START WORKING DATA
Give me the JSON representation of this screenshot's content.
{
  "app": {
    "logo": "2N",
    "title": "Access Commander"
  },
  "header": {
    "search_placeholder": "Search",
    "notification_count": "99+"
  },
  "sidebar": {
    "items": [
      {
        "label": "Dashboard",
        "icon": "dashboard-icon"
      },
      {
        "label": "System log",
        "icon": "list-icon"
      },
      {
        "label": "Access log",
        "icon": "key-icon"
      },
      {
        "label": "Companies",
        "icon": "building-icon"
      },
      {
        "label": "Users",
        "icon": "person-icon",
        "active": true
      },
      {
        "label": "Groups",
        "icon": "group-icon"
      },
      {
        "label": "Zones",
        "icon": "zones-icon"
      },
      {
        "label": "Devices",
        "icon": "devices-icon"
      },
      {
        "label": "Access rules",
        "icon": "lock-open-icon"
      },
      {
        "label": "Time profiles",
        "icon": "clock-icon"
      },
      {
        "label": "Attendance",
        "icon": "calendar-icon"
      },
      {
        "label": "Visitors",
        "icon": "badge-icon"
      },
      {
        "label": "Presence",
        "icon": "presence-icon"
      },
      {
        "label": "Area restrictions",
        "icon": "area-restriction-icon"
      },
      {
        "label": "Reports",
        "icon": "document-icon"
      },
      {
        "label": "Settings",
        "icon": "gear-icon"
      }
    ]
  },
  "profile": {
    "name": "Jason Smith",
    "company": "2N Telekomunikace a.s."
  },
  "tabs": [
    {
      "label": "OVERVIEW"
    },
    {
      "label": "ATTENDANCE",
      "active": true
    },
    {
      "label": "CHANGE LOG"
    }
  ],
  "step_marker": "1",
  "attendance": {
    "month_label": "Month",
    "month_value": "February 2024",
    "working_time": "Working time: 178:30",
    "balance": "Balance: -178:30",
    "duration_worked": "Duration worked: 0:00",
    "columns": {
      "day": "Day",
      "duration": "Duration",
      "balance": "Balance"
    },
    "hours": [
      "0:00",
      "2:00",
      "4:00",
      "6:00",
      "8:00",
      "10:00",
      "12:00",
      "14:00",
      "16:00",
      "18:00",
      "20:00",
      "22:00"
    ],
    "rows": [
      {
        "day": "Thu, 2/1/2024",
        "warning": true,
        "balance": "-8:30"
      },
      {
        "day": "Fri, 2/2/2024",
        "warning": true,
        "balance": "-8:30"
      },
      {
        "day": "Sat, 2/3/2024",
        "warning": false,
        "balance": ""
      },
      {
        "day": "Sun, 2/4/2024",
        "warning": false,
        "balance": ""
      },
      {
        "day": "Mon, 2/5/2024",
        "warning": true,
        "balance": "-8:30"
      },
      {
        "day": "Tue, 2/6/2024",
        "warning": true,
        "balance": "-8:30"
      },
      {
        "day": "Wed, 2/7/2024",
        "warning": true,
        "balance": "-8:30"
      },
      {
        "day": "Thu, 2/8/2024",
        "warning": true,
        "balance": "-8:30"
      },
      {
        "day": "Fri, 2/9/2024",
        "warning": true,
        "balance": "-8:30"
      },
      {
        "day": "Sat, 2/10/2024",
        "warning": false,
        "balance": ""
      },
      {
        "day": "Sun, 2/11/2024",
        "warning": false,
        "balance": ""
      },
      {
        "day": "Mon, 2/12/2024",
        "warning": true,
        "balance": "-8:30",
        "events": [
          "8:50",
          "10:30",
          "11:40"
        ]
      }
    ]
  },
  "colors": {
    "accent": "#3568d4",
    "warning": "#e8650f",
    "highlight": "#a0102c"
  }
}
END WORKING DATA
SHORT EXERCISE. Each line above is to be repeated exactly.

RIGHT ANSWER.
Give me the JSON representation of this screenshot's content.
{
  "app": {
    "logo": "2N",
    "title": "Access Commander"
  },
  "header": {
    "search_placeholder": "Search",
    "notification_count": "99+"
  },
  "sidebar": {
    "items": [
      {
        "label": "Dashboard",
        "icon": "dashboard-icon"
      },
      {
        "label": "System log",
        "icon": "list-icon"
      },
      {
        "label": "Access log",
        "icon": "key-icon"
      },
      {
        "label": "Companies",
        "icon": "building-icon"
      },
      {
        "label": "Users",
        "icon": "person-icon",
        "active": true
      },
      {
        "label": "Groups",
        "icon": "group-icon"
      },
      {
        "label": "Zones",
        "icon": "zones-icon"
      },
      {
        "label": "Devices",
        "icon": "devices-icon"
      },
      {
        "label": "Access rules",
        "icon": "lock-open-icon"
      },
      {
        "label": "Time profiles",
        "icon": "clock-icon"
      },
      {
        "label": "Attendance",
        "icon": "calendar-icon"
      },
      {
        "label": "Visitors",
        "icon": "badge-icon"
      },
      {
        "label": "Presence",
        "icon": "presence-icon"
      },
      {
        "label": "Area restrictions",
        "icon": "area-restriction-icon"
      },
      {
        "label": "Reports",
        "icon": "document-icon"
      },
      {
        "label": "Settings",
        "icon": "gear-icon"
      }
    ]
  },
  "profile": {
    "name": "Jason Smith",
    "company": "2N Telekomunikace a.s."
  },
  "tabs": [
    {
      "label": "OVERVIEW"
    },
    {
      "label": "ATTENDANCE",
      "active": true
    },
    {
      "label": "CHANGE LOG"
    }
  ],
  "step_marker": "1",
  "attendance": {
    "month_label": "Month",
    "month_value": "February 2024",
    "working_time": "Working time: 178:30",
    "balance": "Balance: -178:30",
    "duration_worked": "Duration worked: 0:00",
    "columns": {
      "day": "Day",
      "duration": "Duration",
      "balance": "Balance"
    },
    "hours": [
      "0:00",
      "2:00",
      "4:00",
      "6:00",
      "8:00",
      "10:00",
      "12:00",
      "14:00",
      "16:00",
      "18:00",
      "20:00",
      "22:00"
    ],
    "rows": [
      {
        "day": "Thu, 2/1/2024",
        "warning": true,
        "balance": "-8:30"
      },
      {
        "day": "Fri, 2/2/2024",
        "warning": true,
        "balance": "-8:30"
      },
      {
        "day": "Sat, 2/3/2024",
        "warning": false,
        "balance": ""
      },
      {
        "day": "Sun, 2/4/2024",
        "warning": false,
        "balance": ""
      },
      {
        "day": "Mon, 2/5/2024",
        "warning": true,
        "balance": "-8:30"
      },
      {
        "day": "Tue, 2/6/2024",
        "warning": true,
        "balance": "-8:30"
      },
      {
        "day": "Wed, 2/7/2024",
        "warning": true,
        "balance": "-8:30"
      },
      {
        "day": "Thu, 2/8/2024",
        "warning": true,
        "balance": "-8:30"
      },
      {
        "day": "Fri, 2/9/2024",
        "warning": true,
        "balance": "-8:30"
      },
      {
        "day": "Sat, 2/10/2024",
        "warning": false,
        "balance": ""
      },
      {
        "day": "Sun, 2/11/2024",
        "warning": false,
        "balance": ""
      },
      {
        "day": "Mon, 2/12/2024",
        "warning": true,
        "balance": "-8:30",
        "events": [
          "8:50",
          "10:30",
          "11:40"
        ]
      }
    ]
  },
  "colors": {
    "accent": "#3568d4",
    "warning": "#e8650f",
    "highlight": "#a0102c"
  }
}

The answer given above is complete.